▶ _Written problem_
What number of lines hold the word "Water"? State that number and nothing besides.

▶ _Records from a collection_
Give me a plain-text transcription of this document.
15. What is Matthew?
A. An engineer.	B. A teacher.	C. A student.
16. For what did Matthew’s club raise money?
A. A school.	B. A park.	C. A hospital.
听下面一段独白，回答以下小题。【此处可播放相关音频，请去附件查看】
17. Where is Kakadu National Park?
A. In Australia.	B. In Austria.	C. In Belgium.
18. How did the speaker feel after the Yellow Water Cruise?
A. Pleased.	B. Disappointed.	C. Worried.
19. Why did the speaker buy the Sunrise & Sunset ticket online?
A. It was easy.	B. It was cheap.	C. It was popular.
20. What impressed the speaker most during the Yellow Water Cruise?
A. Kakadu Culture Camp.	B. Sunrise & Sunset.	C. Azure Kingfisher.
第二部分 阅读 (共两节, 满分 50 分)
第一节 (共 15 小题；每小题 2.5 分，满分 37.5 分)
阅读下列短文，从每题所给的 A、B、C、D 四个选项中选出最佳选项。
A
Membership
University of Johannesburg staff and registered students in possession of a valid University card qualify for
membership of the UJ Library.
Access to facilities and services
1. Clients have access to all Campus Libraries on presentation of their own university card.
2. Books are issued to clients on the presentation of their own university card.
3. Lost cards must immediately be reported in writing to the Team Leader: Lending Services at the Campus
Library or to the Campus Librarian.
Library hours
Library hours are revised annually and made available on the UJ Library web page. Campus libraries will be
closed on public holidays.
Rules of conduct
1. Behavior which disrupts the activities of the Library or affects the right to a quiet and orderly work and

▶ _Full response_
2